§ Stated problem:
Extract the complete listing and repeat it word for word.

§ Data to use:
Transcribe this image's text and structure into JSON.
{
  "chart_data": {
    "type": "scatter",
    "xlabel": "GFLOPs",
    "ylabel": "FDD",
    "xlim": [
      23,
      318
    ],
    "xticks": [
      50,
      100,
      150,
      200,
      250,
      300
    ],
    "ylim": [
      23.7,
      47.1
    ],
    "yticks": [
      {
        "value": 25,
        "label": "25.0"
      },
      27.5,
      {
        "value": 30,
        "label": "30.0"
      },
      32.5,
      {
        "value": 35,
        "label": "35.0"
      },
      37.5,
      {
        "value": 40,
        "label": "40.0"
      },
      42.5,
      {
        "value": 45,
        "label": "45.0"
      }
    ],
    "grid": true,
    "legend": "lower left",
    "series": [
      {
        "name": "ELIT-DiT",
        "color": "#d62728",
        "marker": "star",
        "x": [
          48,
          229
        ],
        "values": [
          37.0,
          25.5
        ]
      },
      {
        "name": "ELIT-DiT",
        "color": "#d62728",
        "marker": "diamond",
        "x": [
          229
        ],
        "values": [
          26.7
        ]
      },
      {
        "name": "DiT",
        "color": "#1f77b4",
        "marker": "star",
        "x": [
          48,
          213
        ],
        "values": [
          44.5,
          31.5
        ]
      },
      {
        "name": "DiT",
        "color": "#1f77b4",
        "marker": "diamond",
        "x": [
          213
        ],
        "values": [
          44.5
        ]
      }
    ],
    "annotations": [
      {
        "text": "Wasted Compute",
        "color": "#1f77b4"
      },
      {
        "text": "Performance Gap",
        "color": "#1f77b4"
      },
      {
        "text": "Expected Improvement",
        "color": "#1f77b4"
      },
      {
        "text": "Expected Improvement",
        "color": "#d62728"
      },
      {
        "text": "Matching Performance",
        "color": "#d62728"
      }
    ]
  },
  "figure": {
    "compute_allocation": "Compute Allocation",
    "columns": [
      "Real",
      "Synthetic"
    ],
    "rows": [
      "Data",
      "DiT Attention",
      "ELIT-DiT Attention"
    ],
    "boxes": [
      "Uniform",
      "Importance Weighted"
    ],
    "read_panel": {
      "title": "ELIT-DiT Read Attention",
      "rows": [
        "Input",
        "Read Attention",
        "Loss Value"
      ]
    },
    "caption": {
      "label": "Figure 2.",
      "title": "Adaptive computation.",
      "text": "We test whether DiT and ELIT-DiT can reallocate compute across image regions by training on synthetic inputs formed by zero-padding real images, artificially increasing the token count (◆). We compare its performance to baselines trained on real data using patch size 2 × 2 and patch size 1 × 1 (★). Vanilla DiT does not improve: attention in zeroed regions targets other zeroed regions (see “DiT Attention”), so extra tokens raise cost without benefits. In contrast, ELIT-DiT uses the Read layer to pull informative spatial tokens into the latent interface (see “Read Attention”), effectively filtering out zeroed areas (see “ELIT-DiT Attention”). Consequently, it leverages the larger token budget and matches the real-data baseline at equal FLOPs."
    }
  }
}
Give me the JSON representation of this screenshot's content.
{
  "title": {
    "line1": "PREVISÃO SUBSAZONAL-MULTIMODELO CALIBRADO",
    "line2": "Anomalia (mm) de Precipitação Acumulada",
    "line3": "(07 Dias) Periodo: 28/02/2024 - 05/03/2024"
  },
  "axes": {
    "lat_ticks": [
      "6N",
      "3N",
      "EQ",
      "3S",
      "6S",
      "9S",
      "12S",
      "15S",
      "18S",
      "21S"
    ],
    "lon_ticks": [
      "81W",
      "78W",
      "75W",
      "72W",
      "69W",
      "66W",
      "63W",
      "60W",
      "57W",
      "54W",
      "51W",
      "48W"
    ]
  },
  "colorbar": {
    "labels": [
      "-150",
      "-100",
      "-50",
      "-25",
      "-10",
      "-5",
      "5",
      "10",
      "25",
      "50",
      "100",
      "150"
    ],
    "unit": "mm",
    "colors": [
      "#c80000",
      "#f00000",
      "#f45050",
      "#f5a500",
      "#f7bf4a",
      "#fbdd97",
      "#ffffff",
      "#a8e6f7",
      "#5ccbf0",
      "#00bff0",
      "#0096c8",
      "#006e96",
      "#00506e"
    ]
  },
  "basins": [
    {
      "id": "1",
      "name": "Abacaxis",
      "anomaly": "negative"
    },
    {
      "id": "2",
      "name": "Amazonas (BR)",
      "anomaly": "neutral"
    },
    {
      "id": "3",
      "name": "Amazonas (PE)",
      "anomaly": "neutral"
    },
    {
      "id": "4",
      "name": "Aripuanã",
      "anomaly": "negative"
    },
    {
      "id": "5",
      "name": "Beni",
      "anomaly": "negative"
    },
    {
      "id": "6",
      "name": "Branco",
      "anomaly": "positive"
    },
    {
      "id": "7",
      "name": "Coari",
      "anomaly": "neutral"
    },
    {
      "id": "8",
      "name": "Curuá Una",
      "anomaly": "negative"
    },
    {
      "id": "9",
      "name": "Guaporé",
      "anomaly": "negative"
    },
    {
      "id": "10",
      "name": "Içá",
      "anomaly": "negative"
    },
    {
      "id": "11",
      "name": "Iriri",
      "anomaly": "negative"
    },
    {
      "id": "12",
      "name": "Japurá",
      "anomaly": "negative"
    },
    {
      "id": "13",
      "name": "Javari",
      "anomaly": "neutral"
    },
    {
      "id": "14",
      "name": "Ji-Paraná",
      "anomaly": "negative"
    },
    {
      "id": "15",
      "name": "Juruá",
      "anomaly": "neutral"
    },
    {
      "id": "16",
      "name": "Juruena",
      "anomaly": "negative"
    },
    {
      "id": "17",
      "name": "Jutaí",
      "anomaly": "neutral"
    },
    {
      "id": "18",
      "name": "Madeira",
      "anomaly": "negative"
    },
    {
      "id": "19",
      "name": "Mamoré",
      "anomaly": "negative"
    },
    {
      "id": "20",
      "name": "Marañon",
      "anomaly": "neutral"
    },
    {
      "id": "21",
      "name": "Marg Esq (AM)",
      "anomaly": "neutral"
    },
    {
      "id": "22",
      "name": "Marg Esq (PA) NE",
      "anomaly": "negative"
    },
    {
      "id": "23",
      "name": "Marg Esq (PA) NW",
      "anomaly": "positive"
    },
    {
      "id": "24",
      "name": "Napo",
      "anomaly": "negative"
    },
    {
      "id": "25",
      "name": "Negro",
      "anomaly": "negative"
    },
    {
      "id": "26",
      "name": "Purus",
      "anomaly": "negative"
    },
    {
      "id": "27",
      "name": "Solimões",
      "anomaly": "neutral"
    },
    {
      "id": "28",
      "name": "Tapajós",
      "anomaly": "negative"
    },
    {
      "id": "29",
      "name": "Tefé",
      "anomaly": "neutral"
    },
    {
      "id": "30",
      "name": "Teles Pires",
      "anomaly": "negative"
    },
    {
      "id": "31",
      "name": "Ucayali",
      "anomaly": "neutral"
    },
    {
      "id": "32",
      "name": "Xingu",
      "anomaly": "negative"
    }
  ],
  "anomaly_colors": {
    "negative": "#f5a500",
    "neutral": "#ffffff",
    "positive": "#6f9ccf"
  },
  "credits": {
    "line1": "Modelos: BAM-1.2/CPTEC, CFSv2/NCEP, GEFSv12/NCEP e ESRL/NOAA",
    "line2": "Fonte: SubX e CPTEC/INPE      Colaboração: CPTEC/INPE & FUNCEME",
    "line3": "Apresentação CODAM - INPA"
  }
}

§ Solution below:
Transcribe this image's text and structure into JSON.
{
  "chart_data": {
    "type": "scatter",
    "xlabel": "GFLOPs",
    "ylabel": "FDD",
    "xlim": [
      23,
      318
    ],
    "xticks": [
      50,
      100,
      150,
      200,
      250,
      300
    ],
    "ylim": [
      23.7,
      47.1
    ],
    "yticks": [
      {
        "value": 25,
        "label": "25.0"
      },
      27.5,
      {
        "value": 30,
        "label": "30.0"
      },
      32.5,
      {
        "value": 35,
        "label": "35.0"
      },
      37.5,
      {
        "value": 40,
        "label": "40.0"
      },
      42.5,
      {
        "value": 45,
        "label": "45.0"
      }
    ],
    "grid": true,
    "legend": "lower left",
    "series": [
      {
        "name": "ELIT-DiT",
        "color": "#d62728",
        "marker": "star",
        "x": [
          48,
          229
        ],
        "values": [
          37.0,
          25.5
        ]
      },
      {
        "name": "ELIT-DiT",
        "color": "#d62728",
        "marker": "diamond",
        "x": [
          229
        ],
        "values": [
          26.7
        ]
      },
      {
        "name": "DiT",
        "color": "#1f77b4",
        "marker": "star",
        "x": [
          48,
          213
        ],
        "values": [
          44.5,
          31.5
        ]
      },
      {
        "name": "DiT",
        "color": "#1f77b4",
        "marker": "diamond",
        "x": [
          213
        ],
        "values": [
          44.5
        ]
      }
    ],
    "annotations": [
      {
        "text": "Wasted Compute",
        "color": "#1f77b4"
      },
      {
        "text": "Performance Gap",
        "color": "#1f77b4"
      },
      {
        "text": "Expected Improvement",
        "color": "#1f77b4"
      },
      {
        "text": "Expected Improvement",
        "color": "#d62728"
      },
      {
        "text": "Matching Performance",
        "color": "#d62728"
      }
    ]
  },
  "figure": {
    "compute_allocation": "Compute Allocation",
    "columns": [
      "Real",
      "Synthetic"
    ],
    "rows": [
      "Data",
      "DiT Attention",
      "ELIT-DiT Attention"
    ],
    "boxes": [
      "Uniform",
      "Importance Weighted"
    ],
    "read_panel": {
      "title": "ELIT-DiT Read Attention",
      "rows": [
        "Input",
        "Read Attention",
        "Loss Value"
      ]
    },
    "caption": {
      "label": "Figure 2.",
      "title": "Adaptive computation.",
      "text": "We test whether DiT and ELIT-DiT can reallocate compute across image regions by training on synthetic inputs formed by zero-padding real images, artificially increasing the token count (◆). We compare its performance to baselines trained on real data using patch size 2 × 2 and patch size 1 × 1 (★). Vanilla DiT does not improve: attention in zeroed regions targets other zeroed regions (see “DiT Attention”), so extra tokens raise cost without benefits. In contrast, ELIT-DiT uses the Read layer to pull informative spatial tokens into the latent interface (see “Read Attention”), effectively filtering out zeroed areas (see “ELIT-DiT Attention”). Consequently, it leverages the larger token budget and matches the real-data baseline at equal FLOPs."
    }
  }
}
Give me the JSON representation of this screenshot's content.
{
  "title": {
    "line1": "PREVISÃO SUBSAZONAL-MULTIMODELO CALIBRADO",
    "line2": "Anomalia (mm) de Precipitação Acumulada",
    "line3": "(07 Dias) Periodo: 28/02/2024 - 05/03/2024"
  },
  "axes": {
    "lat_ticks": [
      "6N",
      "3N",
      "EQ",
      "3S",
      "6S",
      "9S",
      "12S",
      "15S",
      "18S",
      "21S"
    ],
    "lon_ticks": [
      "81W",
      "78W",
      "75W",
      "72W",
      "69W",
      "66W",
      "63W",
      "60W",
      "57W",
      "54W",
      "51W",
      "48W"
    ]
  },
  "colorbar": {
    "labels": [
      "-150",
      "-100",
      "-50",
      "-25",
      "-10",
      "-5",
      "5",
      "10",
      "25",
      "50",
      "100",
      "150"
    ],
    "unit": "mm",
    "colors": [
      "#c80000",
      "#f00000",
      "#f45050",
      "#f5a500",
      "#f7bf4a",
      "#fbdd97",
      "#ffffff",
      "#a8e6f7",
      "#5ccbf0",
      "#00bff0",
      "#0096c8",
      "#006e96",
      "#00506e"
    ]
  },
  "basins": [
    {
      "id": "1",
      "name": "Abacaxis",
      "anomaly": "negative"
    },
    {
      "id": "2",
      "name": "Amazonas (BR)",
      "anomaly": "neutral"
    },
    {
      "id": "3",
      "name": "Amazonas (PE)",
      "anomaly": "neutral"
    },
    {
      "id": "4",
      "name": "Aripuanã",
      "anomaly": "negative"
    },
    {
      "id": "5",
      "name": "Beni",
      "anomaly": "negative"
    },
    {
      "id": "6",
      "name": "Branco",
      "anomaly": "positive"
    },
    {
      "id": "7",
      "name": "Coari",
      "anomaly": "neutral"
    },
    {
      "id": "8",
      "name": "Curuá Una",
      "anomaly": "negative"
    },
    {
      "id": "9",
      "name": "Guaporé",
      "anomaly": "negative"
    },
    {
      "id": "10",
      "name": "Içá",
      "anomaly": "negative"
    },
    {
      "id": "11",
      "name": "Iriri",
      "anomaly": "negative"
    },
    {
      "id": "12",
      "name": "Japurá",
      "anomaly": "negative"
    },
    {
      "id": "13",
      "name": "Javari",
      "anomaly": "neutral"
    },
    {
      "id": "14",
      "name": "Ji-Paraná",
      "anomaly": "negative"
    },
    {
      "id": "15",
      "name": "Juruá",
      "anomaly": "neutral"
    },
    {
      "id": "16",
      "name": "Juruena",
      "anomaly": "negative"
    },
    {
      "id": "17",
      "name": "Jutaí",
      "anomaly": "neutral"
    },
    {
      "id": "18",
      "name": "Madeira",
      "anomaly": "negative"
    },
    {
      "id": "19",
      "name": "Mamoré",
      "anomaly": "negative"
    },
    {
      "id": "20",
      "name": "Marañon",
      "anomaly": "neutral"
    },
    {
      "id": "21",
      "name": "Marg Esq (AM)",
      "anomaly": "neutral"
    },
    {
      "id": "22",
      "name": "Marg Esq (PA) NE",
      "anomaly": "negative"
    },
    {
      "id": "23",
      "name": "Marg Esq (PA) NW",
      "anomaly": "positive"
    },
    {
      "id": "24",
      "name": "Napo",
      "anomaly": "negative"
    },
    {
      "id": "25",
      "name": "Negro",
      "anomaly": "negative"
    },
    {
      "id": "26",
      "name": "Purus",
      "anomaly": "negative"
    },
    {
      "id": "27",
      "name": "Solimões",
      "anomaly": "neutral"
    },
    {
      "id": "28",
      "name": "Tapajós",
      "anomaly": "negative"
    },
    {
      "id": "29",
      "name": "Tefé",
      "anomaly": "neutral"
    },
    {
      "id": "30",
      "name": "Teles Pires",
      "anomaly": "negative"
    },
    {
      "id": "31",
      "name": "Ucayali",
      "anomaly": "neutral"
    },
    {
      "id": "32",
      "name": "Xingu",
      "anomaly": "negative"
    }
  ],
  "anomaly_colors": {
    "negative": "#f5a500",
    "neutral": "#ffffff",
    "positive": "#6f9ccf"
  },
  "credits": {
    "line1": "Modelos: BAM-1.2/CPTEC, CFSv2/NCEP, GEFSv12/NCEP e ESRL/NOAA",
    "line2": "Fonte: SubX e CPTEC/INPE      Colaboração: CPTEC/INPE & FUNCEME",
    "line3": "Apresentação CODAM - INPA"
  }
}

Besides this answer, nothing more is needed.